** Opening Exercise passage block **

The final lesson Paul gives today is tied to those that came before and really is emphasizing the behaviour he encourages. We are not to put one another down which is another way of saying that we are not to judge one another’s actions or thoughts, we are not to reject one another. We will all stand before God one day and each of us will have to give an answer to God for our lives. That is a sobering thought. May we never forget that no one of us is perfect enough or good enough to escape being judged by someone for something. So let us seek to not be judgmental of others and pray that others will not be judgmental of us.

** Closing Exercise passage block **

== Tasks for this exercise ==
1: Reproduce word for word the part of the passage on Paul's lesson about judging that falls between "The final lesson" and "judgmental of us.", inclusive.
2: Pick up the passage on Paul's lesson about not judging one another and carry it on from its final sentence.

** Opening Available data block **

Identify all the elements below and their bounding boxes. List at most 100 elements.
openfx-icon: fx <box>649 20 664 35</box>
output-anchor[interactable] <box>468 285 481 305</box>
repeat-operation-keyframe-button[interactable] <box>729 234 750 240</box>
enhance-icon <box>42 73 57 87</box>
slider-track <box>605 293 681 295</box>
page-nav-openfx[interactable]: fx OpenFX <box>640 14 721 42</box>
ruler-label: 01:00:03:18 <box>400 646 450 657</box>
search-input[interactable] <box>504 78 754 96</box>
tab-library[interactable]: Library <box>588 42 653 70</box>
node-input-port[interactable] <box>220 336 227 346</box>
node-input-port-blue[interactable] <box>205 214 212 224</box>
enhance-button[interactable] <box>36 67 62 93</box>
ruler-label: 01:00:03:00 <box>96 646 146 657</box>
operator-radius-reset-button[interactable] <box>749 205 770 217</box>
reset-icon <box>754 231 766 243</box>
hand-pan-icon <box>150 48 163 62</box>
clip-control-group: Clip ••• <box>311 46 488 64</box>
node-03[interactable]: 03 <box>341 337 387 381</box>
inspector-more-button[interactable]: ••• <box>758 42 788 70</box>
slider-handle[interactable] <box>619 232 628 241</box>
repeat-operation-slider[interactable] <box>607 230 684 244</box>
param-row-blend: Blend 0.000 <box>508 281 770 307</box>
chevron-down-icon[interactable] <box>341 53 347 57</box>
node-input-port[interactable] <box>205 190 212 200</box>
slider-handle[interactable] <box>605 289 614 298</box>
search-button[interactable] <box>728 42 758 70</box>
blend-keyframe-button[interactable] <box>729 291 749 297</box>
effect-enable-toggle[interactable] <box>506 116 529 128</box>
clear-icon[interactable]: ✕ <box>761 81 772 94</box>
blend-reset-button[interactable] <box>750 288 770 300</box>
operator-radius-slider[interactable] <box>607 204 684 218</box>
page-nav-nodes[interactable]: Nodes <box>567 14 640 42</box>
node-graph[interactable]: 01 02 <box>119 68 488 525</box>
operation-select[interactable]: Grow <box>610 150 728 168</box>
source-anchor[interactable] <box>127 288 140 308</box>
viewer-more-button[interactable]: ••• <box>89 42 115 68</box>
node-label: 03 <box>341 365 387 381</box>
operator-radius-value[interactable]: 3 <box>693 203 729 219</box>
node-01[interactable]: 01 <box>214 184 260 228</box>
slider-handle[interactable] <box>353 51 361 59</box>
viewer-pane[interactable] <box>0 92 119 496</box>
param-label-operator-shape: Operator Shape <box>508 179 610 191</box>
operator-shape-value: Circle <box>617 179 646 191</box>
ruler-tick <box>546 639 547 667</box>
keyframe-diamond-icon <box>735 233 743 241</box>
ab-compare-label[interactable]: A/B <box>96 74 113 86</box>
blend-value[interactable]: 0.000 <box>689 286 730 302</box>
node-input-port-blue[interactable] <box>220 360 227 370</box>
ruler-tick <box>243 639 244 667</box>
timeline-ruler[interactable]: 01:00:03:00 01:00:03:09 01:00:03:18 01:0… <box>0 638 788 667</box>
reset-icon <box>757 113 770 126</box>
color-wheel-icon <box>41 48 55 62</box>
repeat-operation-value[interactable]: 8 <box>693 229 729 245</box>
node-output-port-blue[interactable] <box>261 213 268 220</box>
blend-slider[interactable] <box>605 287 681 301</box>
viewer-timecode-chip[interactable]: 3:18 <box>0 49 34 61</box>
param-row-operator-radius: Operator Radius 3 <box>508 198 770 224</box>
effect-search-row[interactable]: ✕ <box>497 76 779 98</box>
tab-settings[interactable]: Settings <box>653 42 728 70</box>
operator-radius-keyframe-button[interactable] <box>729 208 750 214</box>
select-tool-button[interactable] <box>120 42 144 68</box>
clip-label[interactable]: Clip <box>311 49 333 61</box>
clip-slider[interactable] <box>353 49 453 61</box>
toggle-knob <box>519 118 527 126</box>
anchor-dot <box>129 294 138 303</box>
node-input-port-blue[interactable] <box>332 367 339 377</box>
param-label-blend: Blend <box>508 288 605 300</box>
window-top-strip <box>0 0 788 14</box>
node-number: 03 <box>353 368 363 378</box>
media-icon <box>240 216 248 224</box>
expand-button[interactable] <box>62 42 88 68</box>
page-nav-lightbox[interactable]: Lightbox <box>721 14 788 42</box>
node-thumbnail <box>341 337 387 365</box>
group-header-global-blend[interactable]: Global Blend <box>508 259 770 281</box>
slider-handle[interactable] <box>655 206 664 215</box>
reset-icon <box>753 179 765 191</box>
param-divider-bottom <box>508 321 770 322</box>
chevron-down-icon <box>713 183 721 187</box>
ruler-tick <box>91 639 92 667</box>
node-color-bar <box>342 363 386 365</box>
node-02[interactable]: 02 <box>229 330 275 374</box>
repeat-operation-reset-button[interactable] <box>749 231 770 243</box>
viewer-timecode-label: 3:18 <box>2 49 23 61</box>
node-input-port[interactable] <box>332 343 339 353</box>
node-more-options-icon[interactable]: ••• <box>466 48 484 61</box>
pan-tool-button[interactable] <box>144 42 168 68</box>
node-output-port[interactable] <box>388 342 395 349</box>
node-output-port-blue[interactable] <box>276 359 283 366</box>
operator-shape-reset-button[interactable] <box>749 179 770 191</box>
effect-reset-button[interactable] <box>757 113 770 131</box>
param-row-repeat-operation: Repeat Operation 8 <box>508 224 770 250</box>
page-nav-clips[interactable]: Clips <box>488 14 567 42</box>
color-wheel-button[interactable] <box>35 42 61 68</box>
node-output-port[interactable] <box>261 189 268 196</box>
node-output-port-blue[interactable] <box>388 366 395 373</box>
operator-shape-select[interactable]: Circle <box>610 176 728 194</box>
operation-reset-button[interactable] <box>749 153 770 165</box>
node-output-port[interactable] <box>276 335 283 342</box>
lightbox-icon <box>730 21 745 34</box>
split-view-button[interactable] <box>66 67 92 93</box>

** Closing Available data block **

== Results of the exercise ==
1:
The final lesson Paul gives today is tied to those that came before and really is emphasizing the behaviour he encourages. We are not to put one another down which is another way of saying that we are not to judge one another’s actions or thoughts, we are not to reject one another. We will all stand before God one day and each of us will have to give an answer to God for our lives. That is a sobering thought. May we never forget that no one of us is perfect enough or good enough to escape being judged by someone for something. So let us seek to not be judgmental of others and pray that others will not be judgmental of us.

2:
As I close today, I would like to thank the community of Rome for their weaknesses and struggles. Without their human response to the message of God in Christ, Paul would not have left us with such poignant reminders of how we are to be with one another in our Christian communities today. So thanks be to Paul, to the faithful in Rome of the 1st century and especially thanks to God whose example in Jesus Christ continues to be the inspiration for our lives today!